Aufgabenstellung. Fahren Sie mit dem Text zum Beschluss des Oberlandesgerichts Celle über die Arbeitszeitordnung im Arbeitskampf fort, und zwar im Anschluss an seine letzte Zeile.

Oberlandesgericht Celle
Beschl. v. 08.10.1986, Az.: 2 Ss (OWi) 53/86
Anwendbarkeit der Vorschriften der Arbeitszeitordnung im Arbeitskampf; Anerkennung eines Arbeitskampfes als Ausnahmefall im Sinne der Vorschriften der Arbeitszeitordnung; Überschreitung der Arbeitszeiten von arbeitswilligen Arbeitnehmern im Rahmen eines Arbeitskampfes
Bibliographie
- Gericht
- OLG Celle
- Datum
- 08.10.1986
- Aktenzeichen
- 2 Ss (OWi) 53/86
- Entscheidungsform
- Beschluss
- Referenz
- WKRS 1986, 16049
- Entscheidungsname
- [keine Angabe]
- ECLI
- ECLI:DE:OLGCE:1986:1008.2SS.OWI53.86.0A
Rechtsgrundlage
- § 14 AZO
Verfahrensgegenstand
Ordnungswidrigkeit nach der Arbeitszeitordnung (AZO)

Auflistung.

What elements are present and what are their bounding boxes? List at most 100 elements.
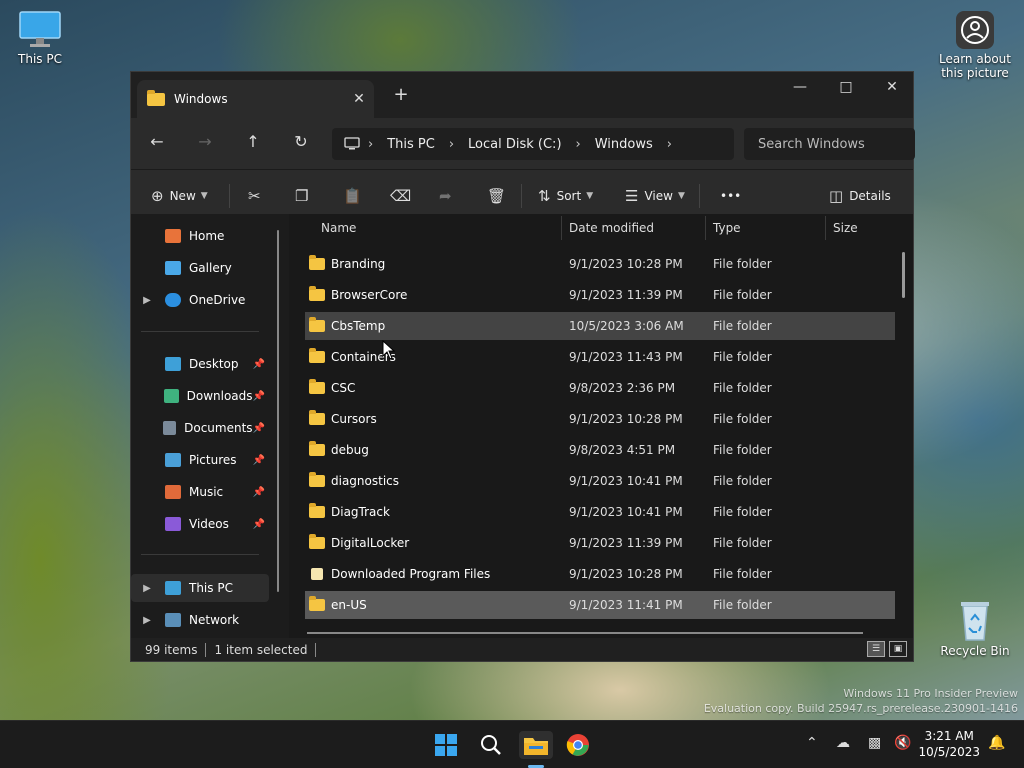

--

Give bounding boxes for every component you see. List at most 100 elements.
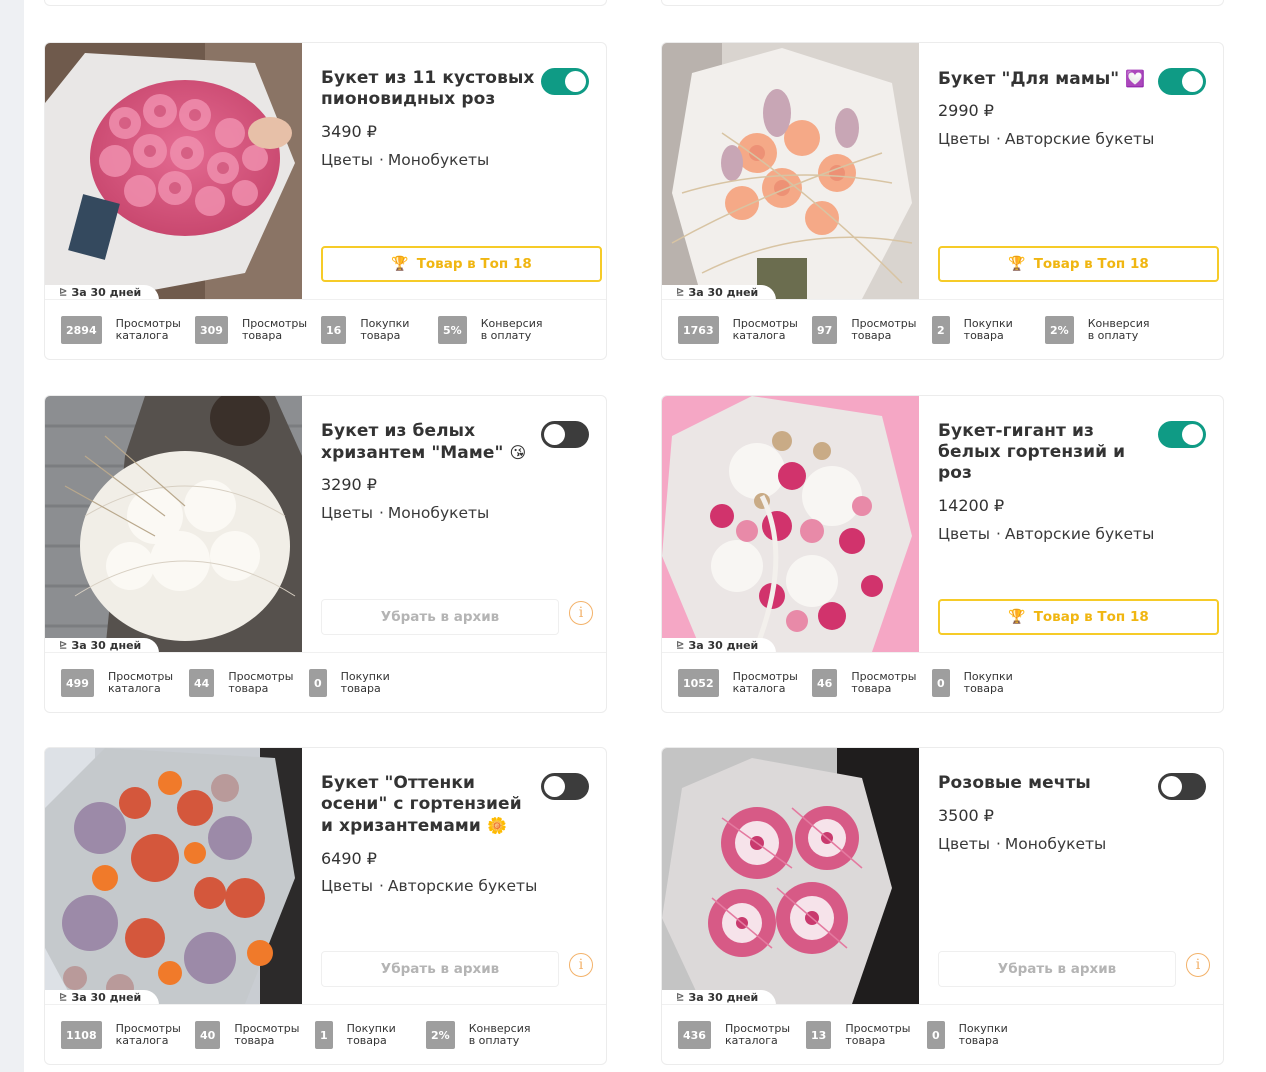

Antwort.
Der 2. Senat für Bußgeldsachen des Oberlandesgerichts Celle hat
auf die mit einem Zulassungsantrag verbundene Rechtsbeschwerde des Betroffenen
gegen das Urteil des Amtsgerichts ...
vom 2. Oktober 1985
nach Anhörung der Staatsanwaltschaft bei dem Oberlandesgericht
am 8. Oktober 1986
durch
den Vorsitzenden Richter am Oberlandesgericht ...,
den Richter am Oberlandesgericht ... und
den Richter am Oberlandesgericht ...
beschlossen:
Tenor:
Die Rechtsbeschwerde wird zugelassen.
Das angefochtene Urteil wird mit den Feststellungen aufgehoben.
Die Sache wird zu neuer Entscheidung, auch über die Kosten der Rechtsbeschwerde, an dieselbe Abteilung des Amtsgerichts ... zurückverwiesen.
Gründe
I.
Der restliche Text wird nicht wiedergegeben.